[Collected data]
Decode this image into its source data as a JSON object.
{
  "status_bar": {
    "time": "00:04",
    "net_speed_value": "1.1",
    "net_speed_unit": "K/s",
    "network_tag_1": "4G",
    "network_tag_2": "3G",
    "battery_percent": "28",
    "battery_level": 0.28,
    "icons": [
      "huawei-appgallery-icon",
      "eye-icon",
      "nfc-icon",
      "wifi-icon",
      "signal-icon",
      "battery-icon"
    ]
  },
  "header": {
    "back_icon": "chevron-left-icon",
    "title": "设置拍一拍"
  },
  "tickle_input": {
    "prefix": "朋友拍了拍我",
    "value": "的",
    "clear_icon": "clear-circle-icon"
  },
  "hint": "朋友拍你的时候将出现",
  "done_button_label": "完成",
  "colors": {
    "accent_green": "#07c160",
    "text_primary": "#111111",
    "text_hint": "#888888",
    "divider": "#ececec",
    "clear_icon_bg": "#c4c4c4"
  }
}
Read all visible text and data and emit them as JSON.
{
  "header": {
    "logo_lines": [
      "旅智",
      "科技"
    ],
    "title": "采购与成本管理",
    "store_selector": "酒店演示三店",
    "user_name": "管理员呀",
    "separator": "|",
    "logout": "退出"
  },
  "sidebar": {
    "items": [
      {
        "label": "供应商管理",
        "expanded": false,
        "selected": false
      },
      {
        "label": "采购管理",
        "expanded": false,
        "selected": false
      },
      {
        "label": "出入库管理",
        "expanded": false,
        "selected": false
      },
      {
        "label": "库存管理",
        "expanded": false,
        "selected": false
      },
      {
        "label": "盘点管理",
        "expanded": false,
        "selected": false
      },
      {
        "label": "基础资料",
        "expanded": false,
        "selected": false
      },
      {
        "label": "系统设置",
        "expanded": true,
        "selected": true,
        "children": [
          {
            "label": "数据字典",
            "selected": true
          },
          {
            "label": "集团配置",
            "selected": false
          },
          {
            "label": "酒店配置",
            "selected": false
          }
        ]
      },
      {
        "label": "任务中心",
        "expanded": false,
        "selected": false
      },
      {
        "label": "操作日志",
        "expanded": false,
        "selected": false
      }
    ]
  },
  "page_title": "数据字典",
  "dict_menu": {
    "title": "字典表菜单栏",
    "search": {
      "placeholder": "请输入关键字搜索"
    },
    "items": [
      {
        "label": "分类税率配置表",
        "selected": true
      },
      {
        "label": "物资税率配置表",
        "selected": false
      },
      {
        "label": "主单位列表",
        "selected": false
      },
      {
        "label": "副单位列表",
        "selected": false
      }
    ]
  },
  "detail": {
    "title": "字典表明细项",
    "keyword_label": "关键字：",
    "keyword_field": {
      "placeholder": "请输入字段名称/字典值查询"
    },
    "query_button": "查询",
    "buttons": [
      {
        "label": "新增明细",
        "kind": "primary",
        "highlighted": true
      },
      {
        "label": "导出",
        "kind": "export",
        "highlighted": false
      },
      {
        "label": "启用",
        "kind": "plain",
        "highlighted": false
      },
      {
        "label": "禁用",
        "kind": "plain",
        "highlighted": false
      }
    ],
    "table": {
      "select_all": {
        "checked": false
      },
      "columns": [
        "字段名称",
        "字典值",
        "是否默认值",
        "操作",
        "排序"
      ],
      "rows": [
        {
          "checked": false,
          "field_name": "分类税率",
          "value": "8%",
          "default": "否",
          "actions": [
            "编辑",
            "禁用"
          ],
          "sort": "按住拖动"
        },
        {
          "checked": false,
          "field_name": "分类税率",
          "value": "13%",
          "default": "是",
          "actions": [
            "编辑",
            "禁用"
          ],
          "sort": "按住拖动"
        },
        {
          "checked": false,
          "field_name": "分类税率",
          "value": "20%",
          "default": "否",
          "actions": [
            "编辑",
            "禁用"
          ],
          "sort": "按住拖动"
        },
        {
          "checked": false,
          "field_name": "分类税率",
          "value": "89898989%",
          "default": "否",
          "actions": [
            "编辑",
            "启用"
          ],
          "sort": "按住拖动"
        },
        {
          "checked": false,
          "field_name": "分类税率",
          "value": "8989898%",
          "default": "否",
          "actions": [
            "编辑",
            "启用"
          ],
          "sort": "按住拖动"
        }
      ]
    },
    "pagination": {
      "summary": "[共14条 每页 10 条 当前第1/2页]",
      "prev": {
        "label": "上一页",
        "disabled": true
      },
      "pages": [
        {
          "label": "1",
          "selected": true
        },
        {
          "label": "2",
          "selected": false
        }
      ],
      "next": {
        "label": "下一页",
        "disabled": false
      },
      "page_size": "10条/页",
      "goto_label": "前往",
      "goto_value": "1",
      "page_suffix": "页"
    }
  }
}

● WHAT IS REQUIRED: From the material above, copy each line that includes the word "true".

● RIGHT ANSWER:
        "expanded": true,
        "selected": true,
            "selected": true
        "selected": true
        "highlighted": true
        "disabled": true
          "selected": true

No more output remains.